/---

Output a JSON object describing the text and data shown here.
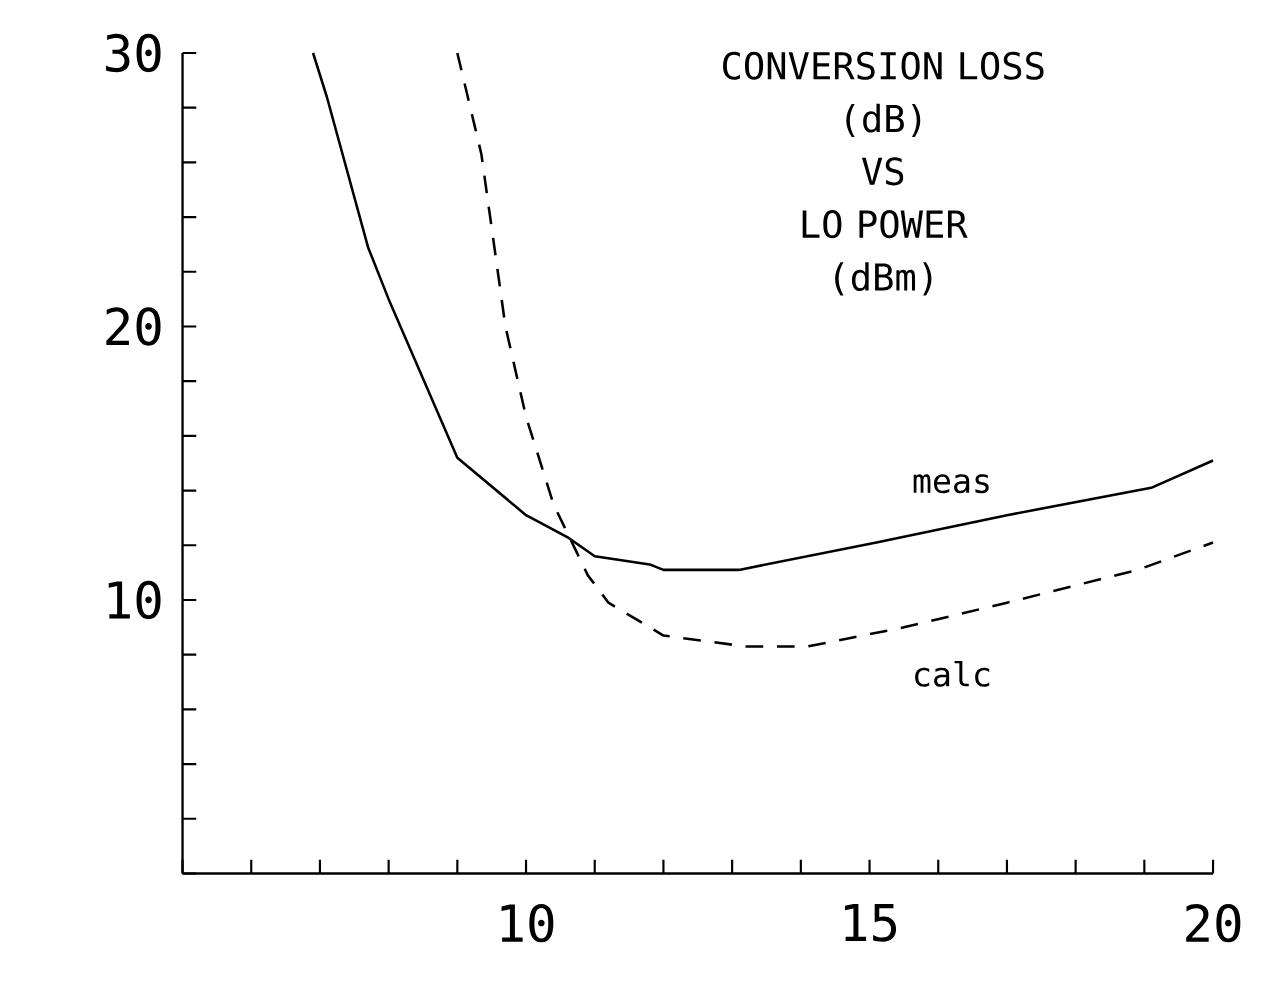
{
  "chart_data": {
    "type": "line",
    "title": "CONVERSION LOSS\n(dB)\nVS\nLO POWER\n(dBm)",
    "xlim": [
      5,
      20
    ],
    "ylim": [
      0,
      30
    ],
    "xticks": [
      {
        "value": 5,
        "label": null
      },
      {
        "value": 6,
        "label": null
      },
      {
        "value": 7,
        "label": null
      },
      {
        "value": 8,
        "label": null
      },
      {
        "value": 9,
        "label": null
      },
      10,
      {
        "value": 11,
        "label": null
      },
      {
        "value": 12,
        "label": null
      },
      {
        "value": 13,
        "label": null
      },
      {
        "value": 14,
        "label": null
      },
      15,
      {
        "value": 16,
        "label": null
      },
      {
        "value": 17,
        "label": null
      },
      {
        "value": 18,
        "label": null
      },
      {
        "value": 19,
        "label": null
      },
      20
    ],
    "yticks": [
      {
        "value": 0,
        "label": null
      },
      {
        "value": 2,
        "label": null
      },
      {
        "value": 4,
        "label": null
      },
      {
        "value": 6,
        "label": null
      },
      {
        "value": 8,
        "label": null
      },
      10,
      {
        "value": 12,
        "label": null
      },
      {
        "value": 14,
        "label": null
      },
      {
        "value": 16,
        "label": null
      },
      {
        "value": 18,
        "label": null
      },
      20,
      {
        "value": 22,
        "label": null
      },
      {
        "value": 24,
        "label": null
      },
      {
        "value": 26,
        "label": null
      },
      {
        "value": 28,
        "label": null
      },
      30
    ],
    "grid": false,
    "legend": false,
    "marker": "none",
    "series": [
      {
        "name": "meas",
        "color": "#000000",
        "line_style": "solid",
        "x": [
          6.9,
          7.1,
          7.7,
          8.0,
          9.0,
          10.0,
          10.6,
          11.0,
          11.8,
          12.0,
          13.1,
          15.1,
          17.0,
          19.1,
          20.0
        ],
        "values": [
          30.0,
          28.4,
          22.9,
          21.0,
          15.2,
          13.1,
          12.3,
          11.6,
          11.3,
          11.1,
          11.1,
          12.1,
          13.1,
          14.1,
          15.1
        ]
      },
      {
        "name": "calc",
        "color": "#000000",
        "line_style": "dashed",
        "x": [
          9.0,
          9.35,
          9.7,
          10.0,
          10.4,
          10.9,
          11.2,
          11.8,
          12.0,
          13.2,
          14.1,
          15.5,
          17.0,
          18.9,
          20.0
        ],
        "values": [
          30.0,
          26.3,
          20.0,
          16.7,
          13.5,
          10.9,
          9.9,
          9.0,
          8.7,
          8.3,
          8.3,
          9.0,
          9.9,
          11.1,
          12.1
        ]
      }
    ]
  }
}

\---

**SET PROBLEM**. Leave the pictures out and copy the rest of the data exactly.

**EXERCISE OUTPUT**.
Output a JSON object describing the text and data shown here.
{
  "chart_data": {
    "type": "line",
    "title": "CONVERSION LOSS\n(dB)\nVS\nLO POWER\n(dBm)",
    "xlim": [
      5,
      20
    ],
    "ylim": [
      0,
      30
    ],
    "xticks": [
      {
        "value": 5,
        "label": null
      },
      {
        "value": 6,
        "label": null
      },
      {
        "value": 7,
        "label": null
      },
      {
        "value": 8,
        "label": null
      },
      {
        "value": 9,
        "label": null
      },
      10,
      {
        "value": 11,
        "label": null
      },
      {
        "value": 12,
        "label": null
      },
      {
        "value": 13,
        "label": null
      },
      {
        "value": 14,
        "label": null
      },
      15,
      {
        "value": 16,
        "label": null
      },
      {
        "value": 17,
        "label": null
      },
      {
        "value": 18,
        "label": null
      },
      {
        "value": 19,
        "label": null
      },
      20
    ],
    "yticks": [
      {
        "value": 0,
        "label": null
      },
      {
        "value": 2,
        "label": null
      },
      {
        "value": 4,
        "label": null
      },
      {
        "value": 6,
        "label": null
      },
      {
        "value": 8,
        "label": null
      },
      10,
      {
        "value": 12,
        "label": null
      },
      {
        "value": 14,
        "label": null
      },
      {
        "value": 16,
        "label": null
      },
      {
        "value": 18,
        "label": null
      },
      20,
      {
        "value": 22,
        "label": null
      },
      {
        "value": 24,
        "label": null
      },
      {
        "value": 26,
        "label": null
      },
      {
        "value": 28,
        "label": null
      },
      30
    ],
    "grid": false,
    "legend": false,
    "marker": "none",
    "series": [
      {
        "name": "meas",
        "color": "#000000",
        "line_style": "solid",
        "x": [
          6.9,
          7.1,
          7.7,
          8.0,
          9.0,
          10.0,
          10.6,
          11.0,
          11.8,
          12.0,
          13.1,
          15.1,
          17.0,
          19.1,
          20.0
        ],
        "values": [
          30.0,
          28.4,
          22.9,
          21.0,
          15.2,
          13.1,
          12.3,
          11.6,
          11.3,
          11.1,
          11.1,
          12.1,
          13.1,
          14.1,
          15.1
        ]
      },
      {
        "name": "calc",
        "color": "#000000",
        "line_style": "dashed",
        "x": [
          9.0,
          9.35,
          9.7,
          10.0,
          10.4,
          10.9,
          11.2,
          11.8,
          12.0,
          13.2,
          14.1,
          15.5,
          17.0,
          18.9,
          20.0
        ],
        "values": [
          30.0,
          26.3,
          20.0,
          16.7,
          13.5,
          10.9,
          9.9,
          9.0,
          8.7,
          8.3,
          8.3,
          9.0,
          9.9,
          11.1,
          12.1
        ]
      }
    ]
  }
}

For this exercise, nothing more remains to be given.